### [TASK TO CARRY OUT]
Drop the pictures, then extract the listing word for word.

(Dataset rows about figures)
- - - -
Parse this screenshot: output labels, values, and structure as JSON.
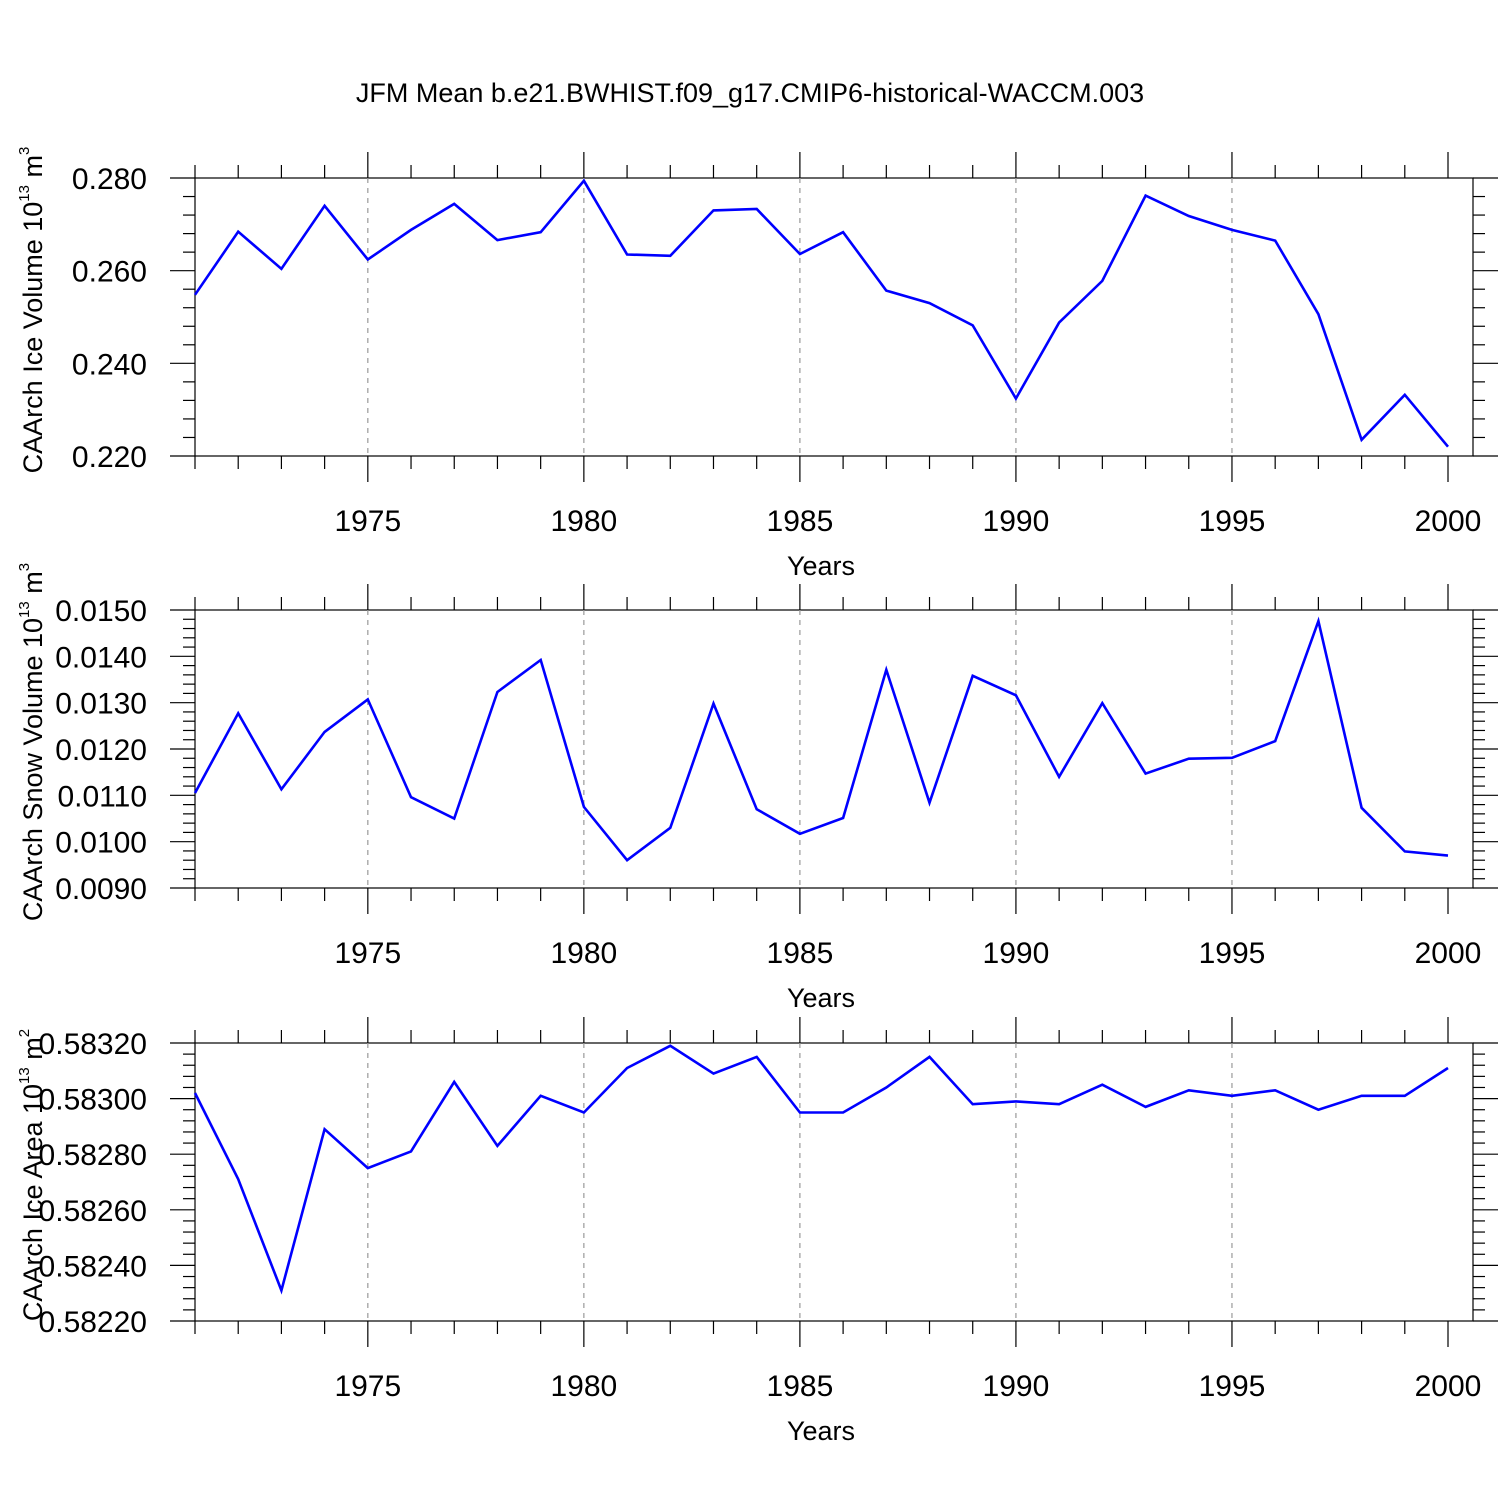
{
  "title": "JFM Mean b.e21.BWHIST.f09_g17.CMIP6-historical-WACCM.003",
  "line_color": "#0000ff",
  "chart_data": [
    {
      "type": "line",
      "ylabel": "CAArch Ice Volume 10",
      "ylabel_exp": "13",
      "ylabel_unit": "m",
      "ylabel_unit_exp": "3",
      "xlabel": "Years",
      "xlim": [
        1971,
        2000
      ],
      "ylim": [
        0.22,
        0.28
      ],
      "xticks": [
        "1975",
        "1980",
        "1985",
        "1990",
        "1995",
        "2000"
      ],
      "yticks": [
        "0.220",
        "0.240",
        "0.260",
        "0.280"
      ],
      "x": [
        1971,
        1972,
        1973,
        1974,
        1975,
        1976,
        1977,
        1978,
        1979,
        1980,
        1981,
        1982,
        1983,
        1984,
        1985,
        1986,
        1987,
        1988,
        1989,
        1990,
        1991,
        1992,
        1993,
        1994,
        1995,
        1996,
        1997,
        1998,
        1999,
        2000
      ],
      "values": [
        0.2548,
        0.2684,
        0.2604,
        0.274,
        0.2624,
        0.2688,
        0.2744,
        0.2666,
        0.2683,
        0.2794,
        0.2635,
        0.2632,
        0.273,
        0.2733,
        0.2636,
        0.2683,
        0.2557,
        0.253,
        0.2482,
        0.2324,
        0.2488,
        0.2578,
        0.2762,
        0.2718,
        0.2688,
        0.2665,
        0.2506,
        0.2235,
        0.2332,
        0.222
      ]
    },
    {
      "type": "line",
      "ylabel": "CAArch Snow Volume 10",
      "ylabel_exp": "13",
      "ylabel_unit": "m",
      "ylabel_unit_exp": "3",
      "xlabel": "Years",
      "xlim": [
        1971,
        2000
      ],
      "ylim": [
        0.009,
        0.015
      ],
      "xticks": [
        "1975",
        "1980",
        "1985",
        "1990",
        "1995",
        "2000"
      ],
      "yticks": [
        "0.0090",
        "0.0100",
        "0.0110",
        "0.0120",
        "0.0130",
        "0.0140",
        "0.0150"
      ],
      "x": [
        1971,
        1972,
        1973,
        1974,
        1975,
        1976,
        1977,
        1978,
        1979,
        1980,
        1981,
        1982,
        1983,
        1984,
        1985,
        1986,
        1987,
        1988,
        1989,
        1990,
        1991,
        1992,
        1993,
        1994,
        1995,
        1996,
        1997,
        1998,
        1999,
        2000
      ],
      "values": [
        0.01105,
        0.01277,
        0.01113,
        0.01237,
        0.01307,
        0.01096,
        0.0105,
        0.01323,
        0.01392,
        0.01075,
        0.0096,
        0.0103,
        0.01298,
        0.0107,
        0.01017,
        0.01051,
        0.01371,
        0.01084,
        0.01358,
        0.01316,
        0.0114,
        0.01299,
        0.01147,
        0.01179,
        0.01181,
        0.01217,
        0.01476,
        0.01073,
        0.00979,
        0.0097
      ]
    },
    {
      "type": "line",
      "ylabel": "CAArch Ice Area 10",
      "ylabel_exp": "13",
      "ylabel_unit": "m",
      "ylabel_unit_exp": "2",
      "xlabel": "Years",
      "xlim": [
        1971,
        2000
      ],
      "ylim": [
        0.5822,
        0.5832
      ],
      "xticks": [
        "1975",
        "1980",
        "1985",
        "1990",
        "1995",
        "2000"
      ],
      "yticks": [
        "0.58220",
        "0.58240",
        "0.58260",
        "0.58280",
        "0.58300",
        "0.58320"
      ],
      "x": [
        1971,
        1972,
        1973,
        1974,
        1975,
        1976,
        1977,
        1978,
        1979,
        1980,
        1981,
        1982,
        1983,
        1984,
        1985,
        1986,
        1987,
        1988,
        1989,
        1990,
        1991,
        1992,
        1993,
        1994,
        1995,
        1996,
        1997,
        1998,
        1999,
        2000
      ],
      "values": [
        0.58302,
        0.58271,
        0.58231,
        0.58289,
        0.58275,
        0.58281,
        0.58306,
        0.58283,
        0.58301,
        0.58295,
        0.58311,
        0.58319,
        0.58309,
        0.58315,
        0.58295,
        0.58295,
        0.58304,
        0.58315,
        0.58298,
        0.58299,
        0.58298,
        0.58305,
        0.58297,
        0.58303,
        0.58301,
        0.58303,
        0.58296,
        0.58301,
        0.58301,
        0.58311
      ]
    }
  ]
}
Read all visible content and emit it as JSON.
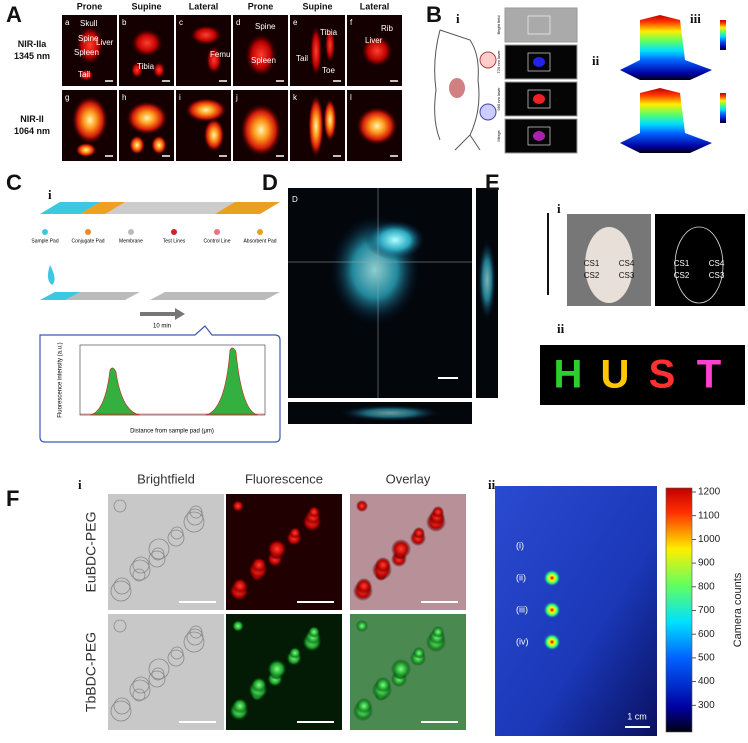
{
  "panels": {
    "A": {
      "label": "A",
      "columns": [
        "Prone",
        "Supine",
        "Lateral",
        "Prone",
        "Supine",
        "Lateral"
      ],
      "rows": [
        [
          "NIR-IIa",
          "1345 nm"
        ],
        [
          "NIR-II",
          "1064 nm"
        ]
      ],
      "subpanels": [
        "a",
        "b",
        "c",
        "d",
        "e",
        "f",
        "g",
        "h",
        "i",
        "j",
        "k",
        "l"
      ],
      "annotations": [
        [
          "Skull",
          "Spine",
          "Liver",
          "Spleen",
          "Tail"
        ],
        [
          "Tibia"
        ],
        [
          "Femur"
        ],
        [
          "Spine",
          "Spleen"
        ],
        [
          "Tibia",
          "Tail",
          "Toe"
        ],
        [
          "Rib",
          "Liver"
        ]
      ]
    },
    "B": {
      "label": "B",
      "sublabels": [
        "i",
        "ii",
        "iii"
      ],
      "channels": [
        "Bright field",
        "720 nm laser",
        "980 nm laser",
        "Merge"
      ]
    },
    "C": {
      "label": "C",
      "sublabels": [
        "i",
        "ii"
      ],
      "legend": [
        "Sample Pad",
        "Conjugate Pad",
        "Membrane",
        "Test Lines",
        "Control Line",
        "Absorbent Pad"
      ],
      "time": "10 min",
      "y_label": "Fluorescence intensity (a.u.)",
      "x_label": "Distance from sample pad (μm)"
    },
    "D": {
      "label": "D"
    },
    "E": {
      "label": "E",
      "sublabels": [
        "i",
        "ii"
      ],
      "sites": [
        "CS1",
        "CS2",
        "CS3",
        "CS4"
      ],
      "letters": [
        "H",
        "U",
        "S",
        "T"
      ]
    },
    "F": {
      "label": "F",
      "sublabels": [
        "i",
        "ii"
      ],
      "columns": [
        "Brightfield",
        "Fluorescence",
        "Overlay"
      ],
      "rows": [
        "EuBDC-PEG",
        "TbBDC-PEG"
      ],
      "spots": [
        "(i)",
        "(ii)",
        "(iii)",
        "(iv)"
      ],
      "scale": "1 cm",
      "colorbar_ticks": [
        "1200",
        "1100",
        "1000",
        "900",
        "800",
        "700",
        "600",
        "500",
        "400",
        "300"
      ],
      "colorbar_label": "Camera counts"
    }
  }
}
- - - -
### [RESPONSE]
Parse this screenshot: output labels, values, and structure as JSON.
{
  "title": "JFM Mean b.e21.BWHIST.f09_g17.CMIP6-historical-WACCM.003",
  "line_color": "#0000ff",
  "chart_data": [
    {
      "type": "line",
      "ylabel": "CAArch Ice Volume 10",
      "ylabel_exp": "13",
      "ylabel_unit": "m",
      "ylabel_unit_exp": "3",
      "xlabel": "Years",
      "xlim": [
        1971,
        2000
      ],
      "ylim": [
        0.22,
        0.28
      ],
      "xticks": [
        "1975",
        "1980",
        "1985",
        "1990",
        "1995",
        "2000"
      ],
      "yticks": [
        "0.220",
        "0.240",
        "0.260",
        "0.280"
      ],
      "x": [
        1971,
        1972,
        1973,
        1974,
        1975,
        1976,
        1977,
        1978,
        1979,
        1980,
        1981,
        1982,
        1983,
        1984,
        1985,
        1986,
        1987,
        1988,
        1989,
        1990,
        1991,
        1992,
        1993,
        1994,
        1995,
        1996,
        1997,
        1998,
        1999,
        2000
      ],
      "values": [
        0.2548,
        0.2684,
        0.2604,
        0.274,
        0.2624,
        0.2688,
        0.2744,
        0.2666,
        0.2683,
        0.2794,
        0.2635,
        0.2632,
        0.273,
        0.2733,
        0.2636,
        0.2683,
        0.2557,
        0.253,
        0.2482,
        0.2324,
        0.2488,
        0.2578,
        0.2762,
        0.2718,
        0.2688,
        0.2665,
        0.2506,
        0.2235,
        0.2332,
        0.222
      ]
    },
    {
      "type": "line",
      "ylabel": "CAArch Snow Volume 10",
      "ylabel_exp": "13",
      "ylabel_unit": "m",
      "ylabel_unit_exp": "3",
      "xlabel": "Years",
      "xlim": [
        1971,
        2000
      ],
      "ylim": [
        0.009,
        0.015
      ],
      "xticks": [
        "1975",
        "1980",
        "1985",
        "1990",
        "1995",
        "2000"
      ],
      "yticks": [
        "0.0090",
        "0.0100",
        "0.0110",
        "0.0120",
        "0.0130",
        "0.0140",
        "0.0150"
      ],
      "x": [
        1971,
        1972,
        1973,
        1974,
        1975,
        1976,
        1977,
        1978,
        1979,
        1980,
        1981,
        1982,
        1983,
        1984,
        1985,
        1986,
        1987,
        1988,
        1989,
        1990,
        1991,
        1992,
        1993,
        1994,
        1995,
        1996,
        1997,
        1998,
        1999,
        2000
      ],
      "values": [
        0.01105,
        0.01277,
        0.01113,
        0.01237,
        0.01307,
        0.01096,
        0.0105,
        0.01323,
        0.01392,
        0.01075,
        0.0096,
        0.0103,
        0.01298,
        0.0107,
        0.01017,
        0.01051,
        0.01371,
        0.01084,
        0.01358,
        0.01316,
        0.0114,
        0.01299,
        0.01147,
        0.01179,
        0.01181,
        0.01217,
        0.01476,
        0.01073,
        0.00979,
        0.0097
      ]
    },
    {
      "type": "line",
      "ylabel": "CAArch Ice Area 10",
      "ylabel_exp": "13",
      "ylabel_unit": "m",
      "ylabel_unit_exp": "2",
      "xlabel": "Years",
      "xlim": [
        1971,
        2000
      ],
      "ylim": [
        0.5822,
        0.5832
      ],
      "xticks": [
        "1975",
        "1980",
        "1985",
        "1990",
        "1995",
        "2000"
      ],
      "yticks": [
        "0.58220",
        "0.58240",
        "0.58260",
        "0.58280",
        "0.58300",
        "0.58320"
      ],
      "x": [
        1971,
        1972,
        1973,
        1974,
        1975,
        1976,
        1977,
        1978,
        1979,
        1980,
        1981,
        1982,
        1983,
        1984,
        1985,
        1986,
        1987,
        1988,
        1989,
        1990,
        1991,
        1992,
        1993,
        1994,
        1995,
        1996,
        1997,
        1998,
        1999,
        2000
      ],
      "values": [
        0.58302,
        0.58271,
        0.58231,
        0.58289,
        0.58275,
        0.58281,
        0.58306,
        0.58283,
        0.58301,
        0.58295,
        0.58311,
        0.58319,
        0.58309,
        0.58315,
        0.58295,
        0.58295,
        0.58304,
        0.58315,
        0.58298,
        0.58299,
        0.58298,
        0.58305,
        0.58297,
        0.58303,
        0.58301,
        0.58303,
        0.58296,
        0.58301,
        0.58301,
        0.58311
      ]
    }
  ]
}
Read all visible content and emit it as JSON.
{
  "panels": {
    "A": {
      "label": "A",
      "columns": [
        "Prone",
        "Supine",
        "Lateral",
        "Prone",
        "Supine",
        "Lateral"
      ],
      "rows": [
        [
          "NIR-IIa",
          "1345 nm"
        ],
        [
          "NIR-II",
          "1064 nm"
        ]
      ],
      "subpanels": [
        "a",
        "b",
        "c",
        "d",
        "e",
        "f",
        "g",
        "h",
        "i",
        "j",
        "k",
        "l"
      ],
      "annotations": [
        [
          "Skull",
          "Spine",
          "Liver",
          "Spleen",
          "Tail"
        ],
        [
          "Tibia"
        ],
        [
          "Femur"
        ],
        [
          "Spine",
          "Spleen"
        ],
        [
          "Tibia",
          "Tail",
          "Toe"
        ],
        [
          "Rib",
          "Liver"
        ]
      ]
    },
    "B": {
      "label": "B",
      "sublabels": [
        "i",
        "ii",
        "iii"
      ],
      "channels": [
        "Bright field",
        "720 nm laser",
        "980 nm laser",
        "Merge"
      ]
    },
    "C": {
      "label": "C",
      "sublabels": [
        "i",
        "ii"
      ],
      "legend": [
        "Sample Pad",
        "Conjugate Pad",
        "Membrane",
        "Test Lines",
        "Control Line",
        "Absorbent Pad"
      ],
      "time": "10 min",
      "y_label": "Fluorescence intensity (a.u.)",
      "x_label": "Distance from sample pad (μm)"
    },
    "D": {
      "label": "D"
    },
    "E": {
      "label": "E",
      "sublabels": [
        "i",
        "ii"
      ],
      "sites": [
        "CS1",
        "CS2",
        "CS3",
        "CS4"
      ],
      "letters": [
        "H",
        "U",
        "S",
        "T"
      ]
    },
    "F": {
      "label": "F",
      "sublabels": [
        "i",
        "ii"
      ],
      "columns": [
        "Brightfield",
        "Fluorescence",
        "Overlay"
      ],
      "rows": [
        "EuBDC-PEG",
        "TbBDC-PEG"
      ],
      "spots": [
        "(i)",
        "(ii)",
        "(iii)",
        "(iv)"
      ],
      "scale": "1 cm",
      "colorbar_ticks": [
        "1200",
        "1100",
        "1000",
        "900",
        "800",
        "700",
        "600",
        "500",
        "400",
        "300"
      ],
      "colorbar_label": "Camera counts"
    }
  }
}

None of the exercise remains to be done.